■ Task objective
Could you extract every entry below and reproduce it exactly?

■ Data in this exercise
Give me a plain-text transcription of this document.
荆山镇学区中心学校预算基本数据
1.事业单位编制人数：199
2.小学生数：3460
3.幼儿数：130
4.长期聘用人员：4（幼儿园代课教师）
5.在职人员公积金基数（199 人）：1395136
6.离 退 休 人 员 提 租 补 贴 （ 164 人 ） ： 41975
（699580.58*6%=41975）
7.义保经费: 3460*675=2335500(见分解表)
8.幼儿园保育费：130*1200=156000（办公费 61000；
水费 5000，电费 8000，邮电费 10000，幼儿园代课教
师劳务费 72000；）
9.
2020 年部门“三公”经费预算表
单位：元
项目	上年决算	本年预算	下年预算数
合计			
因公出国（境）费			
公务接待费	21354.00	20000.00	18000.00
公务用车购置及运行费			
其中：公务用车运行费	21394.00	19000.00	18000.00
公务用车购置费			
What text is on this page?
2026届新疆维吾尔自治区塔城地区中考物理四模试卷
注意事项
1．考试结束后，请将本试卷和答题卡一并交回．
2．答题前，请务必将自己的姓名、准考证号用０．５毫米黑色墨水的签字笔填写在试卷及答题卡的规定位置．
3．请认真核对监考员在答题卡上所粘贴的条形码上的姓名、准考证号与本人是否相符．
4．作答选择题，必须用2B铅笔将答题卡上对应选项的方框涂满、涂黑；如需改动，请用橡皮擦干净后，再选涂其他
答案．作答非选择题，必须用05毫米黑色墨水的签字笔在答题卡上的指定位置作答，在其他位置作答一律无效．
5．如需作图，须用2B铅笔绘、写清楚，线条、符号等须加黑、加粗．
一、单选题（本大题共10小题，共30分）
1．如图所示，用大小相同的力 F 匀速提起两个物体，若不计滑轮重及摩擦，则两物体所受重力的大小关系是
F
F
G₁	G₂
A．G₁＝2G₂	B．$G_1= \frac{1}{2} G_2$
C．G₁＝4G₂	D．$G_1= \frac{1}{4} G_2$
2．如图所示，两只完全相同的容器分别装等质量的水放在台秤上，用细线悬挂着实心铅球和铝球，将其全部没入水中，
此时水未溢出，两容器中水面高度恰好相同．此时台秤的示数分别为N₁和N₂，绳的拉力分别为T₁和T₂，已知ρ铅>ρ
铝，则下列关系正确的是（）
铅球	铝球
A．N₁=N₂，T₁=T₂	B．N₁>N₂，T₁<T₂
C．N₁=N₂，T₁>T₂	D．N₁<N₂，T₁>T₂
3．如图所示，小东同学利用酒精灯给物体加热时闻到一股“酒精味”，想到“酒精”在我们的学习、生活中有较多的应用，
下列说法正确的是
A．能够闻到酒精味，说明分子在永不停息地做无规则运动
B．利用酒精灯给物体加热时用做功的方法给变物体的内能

■ Written reply
Give me a plain-text transcription of this document.
荆山镇学区中心学校预算基本数据
1.事业单位编制人数：199
2.小学生数：3460
3.幼儿数：130
4.长期聘用人员：4（幼儿园代课教师）
5.在职人员公积金基数（199 人）：1395136
6.离 退 休 人 员 提 租 补 贴 （ 164 人 ） ： 41975
（699580.58*6%=41975）
7.义保经费: 3460*675=2335500(见分解表)
8.幼儿园保育费：130*1200=156000（办公费 61000；
水费 5000，电费 8000，邮电费 10000，幼儿园代课教
师劳务费 72000；）
9.
2020 年部门“三公”经费预算表
单位：元
项目	上年决算	本年预算	下年预算数
合计			
因公出国（境）费			
公务接待费	21354.00	20000.00	18000.00
公务用车购置及运行费			
其中：公务用车运行费	21394.00	19000.00	18000.00
公务用车购置费			
What text is on this page?
2026届新疆维吾尔自治区塔城地区中考物理四模试卷
注意事项
1．考试结束后，请将本试卷和答题卡一并交回．
2．答题前，请务必将自己的姓名、准考证号用０．５毫米黑色墨水的签字笔填写在试卷及答题卡的规定位置．
3．请认真核对监考员在答题卡上所粘贴的条形码上的姓名、准考证号与本人是否相符．
4．作答选择题，必须用2B铅笔将答题卡上对应选项的方框涂满、涂黑；如需改动，请用橡皮擦干净后，再选涂其他
答案．作答非选择题，必须用05毫米黑色墨水的签字笔在答题卡上的指定位置作答，在其他位置作答一律无效．
5．如需作图，须用2B铅笔绘、写清楚，线条、符号等须加黑、加粗．
一、单选题（本大题共10小题，共30分）
1．如图所示，用大小相同的力 F 匀速提起两个物体，若不计滑轮重及摩擦，则两物体所受重力的大小关系是
F
F
G₁	G₂
A．G₁＝2G₂	B．$G_1= \frac{1}{2} G_2$
C．G₁＝4G₂	D．$G_1= \frac{1}{4} G_2$
2．如图所示，两只完全相同的容器分别装等质量的水放在台秤上，用细线悬挂着实心铅球和铝球，将其全部没入水中，
此时水未溢出，两容器中水面高度恰好相同．此时台秤的示数分别为N₁和N₂，绳的拉力分别为T₁和T₂，已知ρ铅>ρ
铝，则下列关系正确的是（）
铅球	铝球
A．N₁=N₂，T₁=T₂	B．N₁>N₂，T₁<T₂
C．N₁=N₂，T₁>T₂	D．N₁<N₂，T₁>T₂
3．如图所示，小东同学利用酒精灯给物体加热时闻到一股“酒精味”，想到“酒精”在我们的学习、生活中有较多的应用，
下列说法正确的是
A．能够闻到酒精味，说明分子在永不停息地做无规则运动
B．利用酒精灯给物体加热时用做功的方法给变物体的内能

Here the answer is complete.